**Goal:** Repeat every entry word for word, skipping the pictures.

[Stored items]

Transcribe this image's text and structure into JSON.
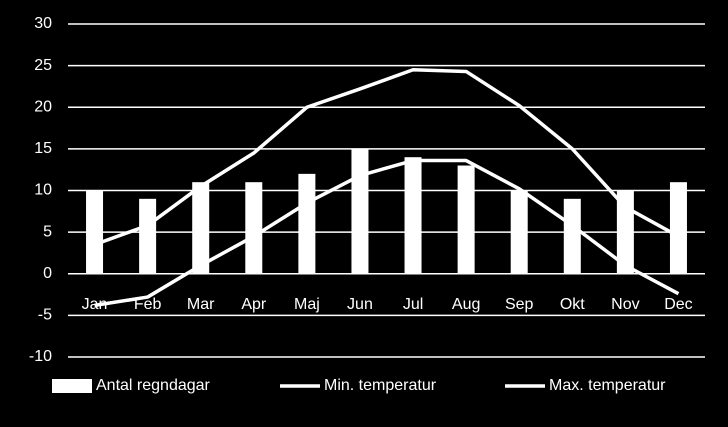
{
  "chart_data": {
    "type": "bar",
    "categories": [
      "Jan",
      "Feb",
      "Mar",
      "Apr",
      "Maj",
      "Jun",
      "Jul",
      "Aug",
      "Sep",
      "Okt",
      "Nov",
      "Dec"
    ],
    "series": [
      {
        "name": "Antal regndagar",
        "type": "bar",
        "color": "#ffffff",
        "values": [
          10,
          9,
          11,
          11,
          12,
          15,
          14,
          13,
          10,
          9,
          10,
          11
        ]
      },
      {
        "name": "Min. temperatur",
        "type": "line",
        "color": "#ffffff",
        "values": [
          -3.8,
          -2.8,
          1,
          4.5,
          8.5,
          11.8,
          13.6,
          13.6,
          10.2,
          5.8,
          1,
          -2.4
        ]
      },
      {
        "name": "Max. temperatur",
        "type": "line",
        "color": "#ffffff",
        "values": [
          3.5,
          5.8,
          10.5,
          14.5,
          20,
          22.2,
          24.5,
          24.3,
          20.2,
          15,
          8,
          4.5
        ]
      }
    ],
    "ylim": [
      -10,
      30
    ],
    "yticks": [
      -10,
      -5,
      0,
      5,
      10,
      15,
      20,
      25,
      30
    ],
    "grid": true,
    "legend": "bottom"
  }
}
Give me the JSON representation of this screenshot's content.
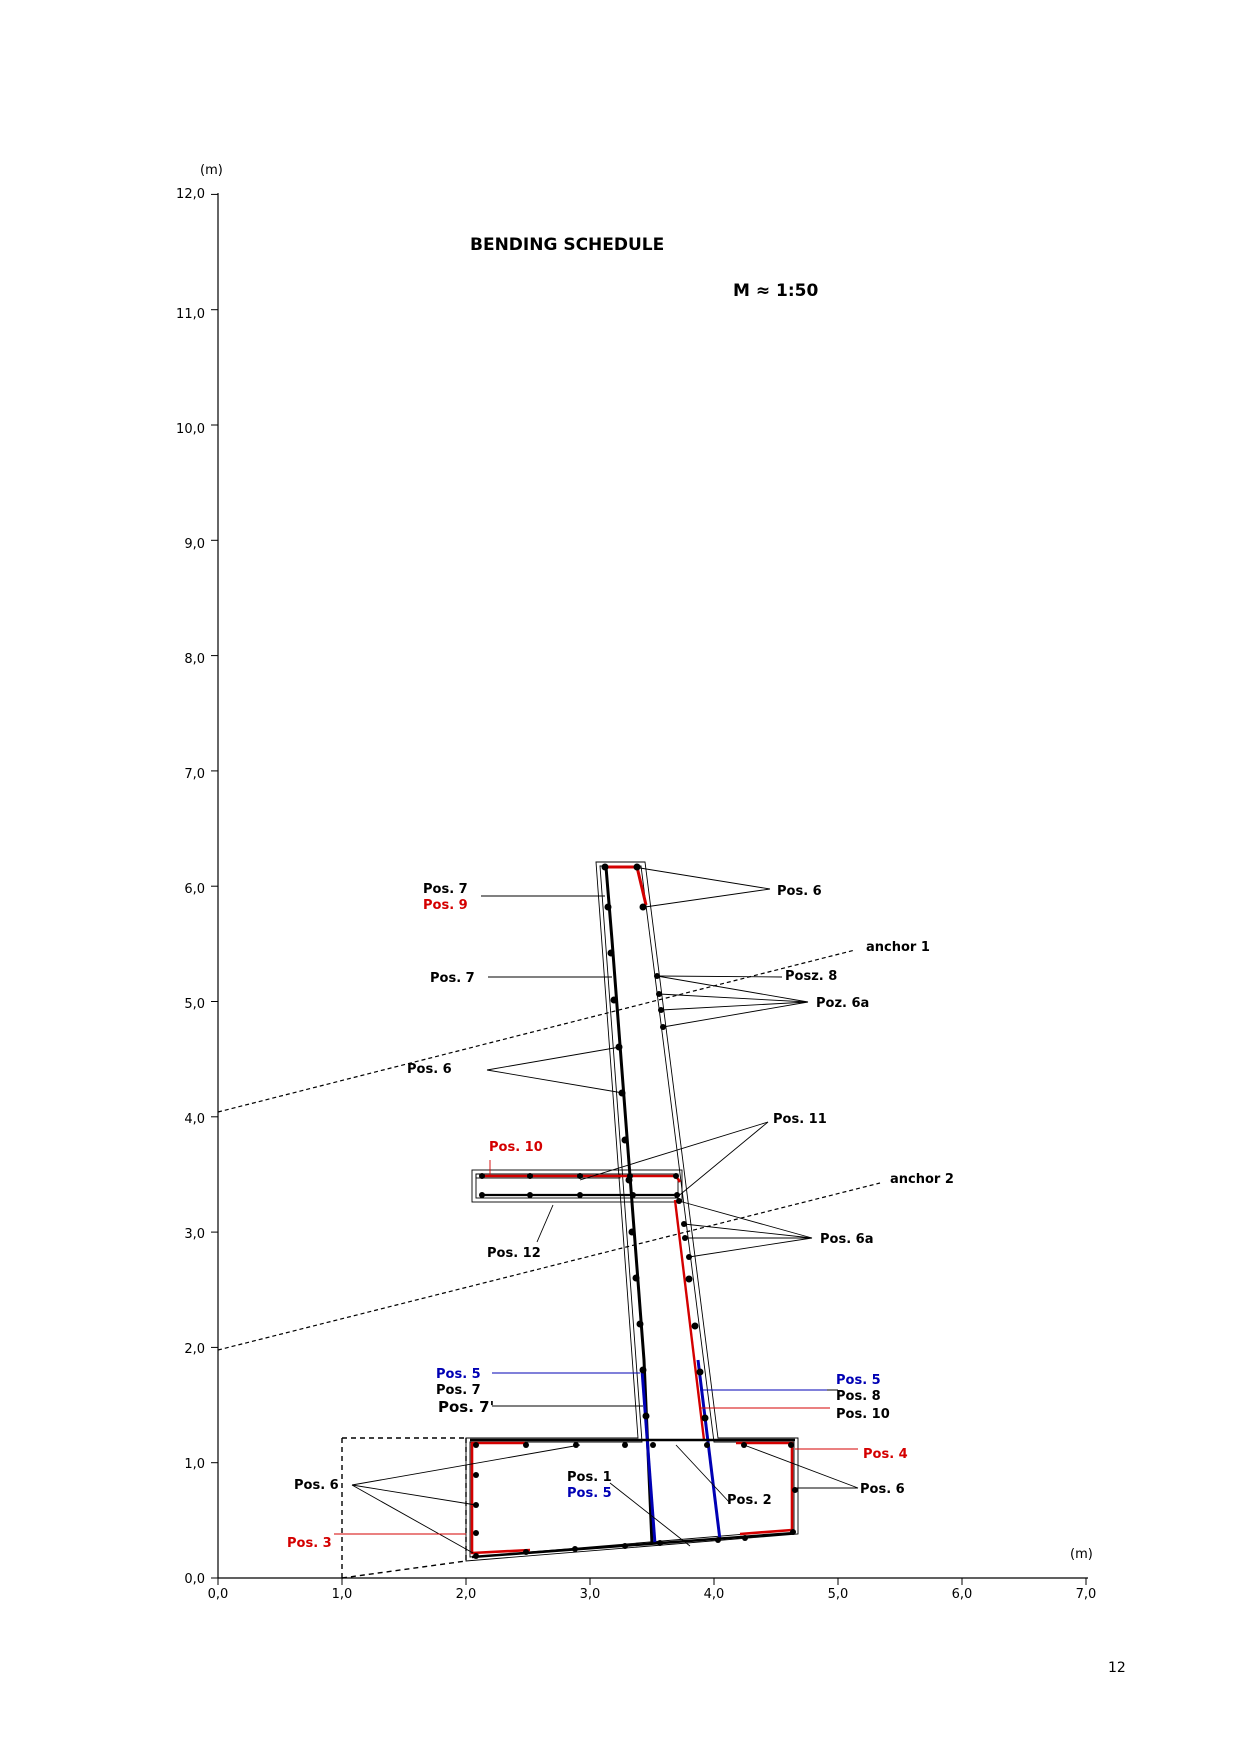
{
  "title": "BENDING SCHEDULE",
  "scale": "M  ≈ 1:50",
  "page_number": "12",
  "unit_x": "(m)",
  "unit_y": "(m)",
  "colors": {
    "black": "#000000",
    "red": "#d40000",
    "blue": "#0000b4"
  },
  "x_ticks": [
    "0,0",
    "1,0",
    "2,0",
    "3,0",
    "4,0",
    "5,0",
    "6,0",
    "7,0"
  ],
  "y_ticks": [
    "0,0",
    "1,0",
    "2,0",
    "3,0",
    "4,0",
    "5,0",
    "6,0",
    "7,0",
    "8,0",
    "9,0",
    "10,0",
    "11,0",
    "12,0"
  ],
  "anchors": [
    "anchor 1",
    "anchor 2"
  ],
  "labels": {
    "pos7_top": "Pos. 7",
    "pos9": "Pos. 9",
    "pos6_top": "Pos. 6",
    "pos7_mid": "Pos. 7",
    "posz8": "Posz. 8",
    "poz6a": "Poz. 6a",
    "pos6_mid": "Pos. 6",
    "pos11": "Pos. 11",
    "pos10_left": "Pos. 10",
    "pos6a_low": "Pos. 6a",
    "pos12": "Pos. 12",
    "pos5_left": "Pos. 5",
    "pos7_low": "Pos. 7",
    "pos7_prime": "Pos. 7'",
    "pos5_right": "Pos. 5",
    "pos8_right": "Pos. 8",
    "pos10_right": "Pos. 10",
    "pos4": "Pos. 4",
    "pos6_left": "Pos. 6",
    "pos1": "Pos. 1",
    "pos5_inner": "Pos. 5",
    "pos2": "Pos. 2",
    "pos6_right": "Pos. 6",
    "pos3": "Pos. 3"
  }
}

**Answer:**
Transcribe this image's text and structure into JSON.
{
  "chart_data": {
    "type": "bar",
    "categories": [
      "Jan",
      "Feb",
      "Mar",
      "Apr",
      "Maj",
      "Jun",
      "Jul",
      "Aug",
      "Sep",
      "Okt",
      "Nov",
      "Dec"
    ],
    "series": [
      {
        "name": "Antal regndagar",
        "type": "bar",
        "color": "#ffffff",
        "values": [
          10,
          9,
          11,
          11,
          12,
          15,
          14,
          13,
          10,
          9,
          10,
          11
        ]
      },
      {
        "name": "Min. temperatur",
        "type": "line",
        "color": "#ffffff",
        "values": [
          -3.8,
          -2.8,
          1,
          4.5,
          8.5,
          11.8,
          13.6,
          13.6,
          10.2,
          5.8,
          1,
          -2.4
        ]
      },
      {
        "name": "Max. temperatur",
        "type": "line",
        "color": "#ffffff",
        "values": [
          3.5,
          5.8,
          10.5,
          14.5,
          20,
          22.2,
          24.5,
          24.3,
          20.2,
          15,
          8,
          4.5
        ]
      }
    ],
    "ylim": [
      -10,
      30
    ],
    "yticks": [
      -10,
      -5,
      0,
      5,
      10,
      15,
      20,
      25,
      30
    ],
    "grid": true,
    "legend": "bottom"
  }
}
Give me the JSON representation of this screenshot's content.
{
  "title": "BENDING SCHEDULE",
  "scale": "M  ≈ 1:50",
  "page_number": "12",
  "unit_x": "(m)",
  "unit_y": "(m)",
  "colors": {
    "black": "#000000",
    "red": "#d40000",
    "blue": "#0000b4"
  },
  "x_ticks": [
    "0,0",
    "1,0",
    "2,0",
    "3,0",
    "4,0",
    "5,0",
    "6,0",
    "7,0"
  ],
  "y_ticks": [
    "0,0",
    "1,0",
    "2,0",
    "3,0",
    "4,0",
    "5,0",
    "6,0",
    "7,0",
    "8,0",
    "9,0",
    "10,0",
    "11,0",
    "12,0"
  ],
  "anchors": [
    "anchor 1",
    "anchor 2"
  ],
  "labels": {
    "pos7_top": "Pos. 7",
    "pos9": "Pos. 9",
    "pos6_top": "Pos. 6",
    "pos7_mid": "Pos. 7",
    "posz8": "Posz. 8",
    "poz6a": "Poz. 6a",
    "pos6_mid": "Pos. 6",
    "pos11": "Pos. 11",
    "pos10_left": "Pos. 10",
    "pos6a_low": "Pos. 6a",
    "pos12": "Pos. 12",
    "pos5_left": "Pos. 5",
    "pos7_low": "Pos. 7",
    "pos7_prime": "Pos. 7'",
    "pos5_right": "Pos. 5",
    "pos8_right": "Pos. 8",
    "pos10_right": "Pos. 10",
    "pos4": "Pos. 4",
    "pos6_left": "Pos. 6",
    "pos1": "Pos. 1",
    "pos5_inner": "Pos. 5",
    "pos2": "Pos. 2",
    "pos6_right": "Pos. 6",
    "pos3": "Pos. 3"
  }
}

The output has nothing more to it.